═══ Records to process ═══

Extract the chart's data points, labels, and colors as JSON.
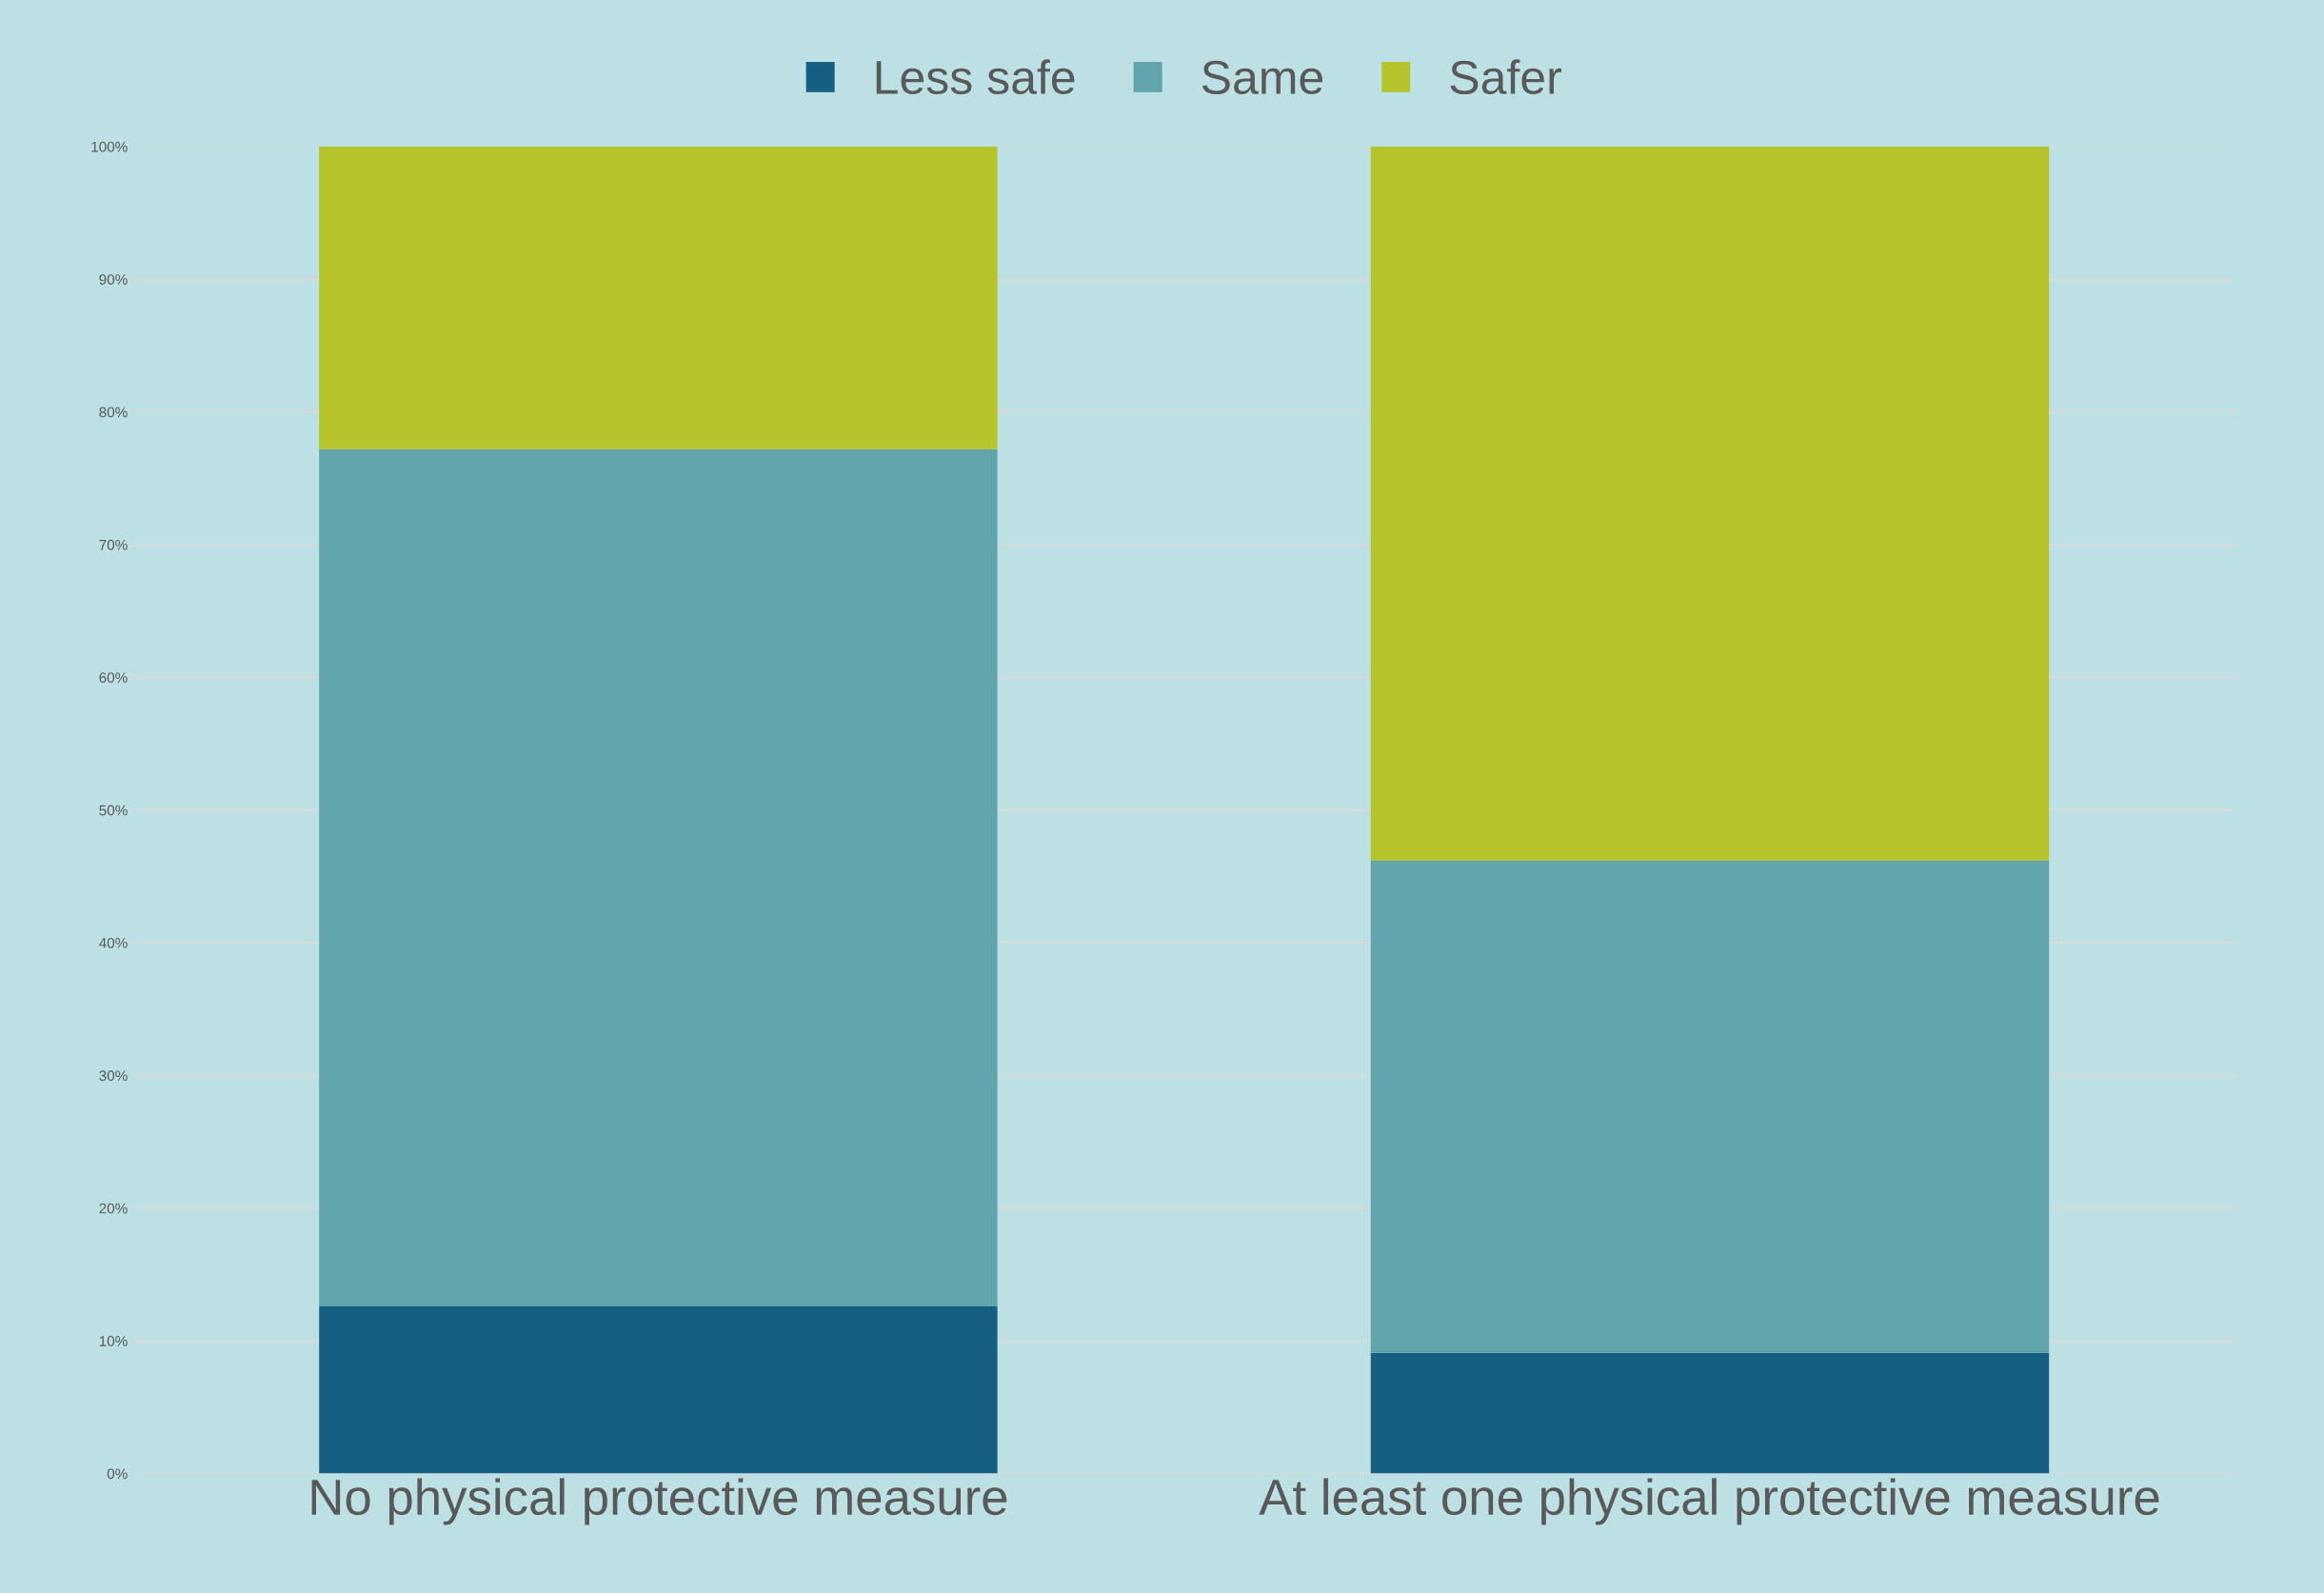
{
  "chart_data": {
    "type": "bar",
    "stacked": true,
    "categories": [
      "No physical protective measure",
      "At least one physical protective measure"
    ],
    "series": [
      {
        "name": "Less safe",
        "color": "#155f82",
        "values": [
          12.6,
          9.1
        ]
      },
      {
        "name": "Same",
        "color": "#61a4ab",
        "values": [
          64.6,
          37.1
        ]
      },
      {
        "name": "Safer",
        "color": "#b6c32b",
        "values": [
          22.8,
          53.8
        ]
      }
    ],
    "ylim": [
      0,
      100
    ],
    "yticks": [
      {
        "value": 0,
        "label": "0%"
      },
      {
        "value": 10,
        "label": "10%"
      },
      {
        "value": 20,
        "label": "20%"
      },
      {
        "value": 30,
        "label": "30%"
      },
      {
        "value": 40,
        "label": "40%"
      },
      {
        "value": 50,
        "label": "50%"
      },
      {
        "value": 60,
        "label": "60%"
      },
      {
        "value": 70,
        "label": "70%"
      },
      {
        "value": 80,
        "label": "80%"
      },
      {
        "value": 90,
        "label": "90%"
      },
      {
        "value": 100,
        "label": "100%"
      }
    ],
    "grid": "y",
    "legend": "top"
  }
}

═══

What you are asked to do
Reproduce the whole listing word for word, setting aside any pictures.

Result below
Extract the chart's data points, labels, and colors as JSON.
{
  "chart_data": {
    "type": "bar",
    "stacked": true,
    "categories": [
      "No physical protective measure",
      "At least one physical protective measure"
    ],
    "series": [
      {
        "name": "Less safe",
        "color": "#155f82",
        "values": [
          12.6,
          9.1
        ]
      },
      {
        "name": "Same",
        "color": "#61a4ab",
        "values": [
          64.6,
          37.1
        ]
      },
      {
        "name": "Safer",
        "color": "#b6c32b",
        "values": [
          22.8,
          53.8
        ]
      }
    ],
    "ylim": [
      0,
      100
    ],
    "yticks": [
      {
        "value": 0,
        "label": "0%"
      },
      {
        "value": 10,
        "label": "10%"
      },
      {
        "value": 20,
        "label": "20%"
      },
      {
        "value": 30,
        "label": "30%"
      },
      {
        "value": 40,
        "label": "40%"
      },
      {
        "value": 50,
        "label": "50%"
      },
      {
        "value": 60,
        "label": "60%"
      },
      {
        "value": 70,
        "label": "70%"
      },
      {
        "value": 80,
        "label": "80%"
      },
      {
        "value": 90,
        "label": "90%"
      },
      {
        "value": 100,
        "label": "100%"
      }
    ],
    "grid": "y",
    "legend": "top"
  }
}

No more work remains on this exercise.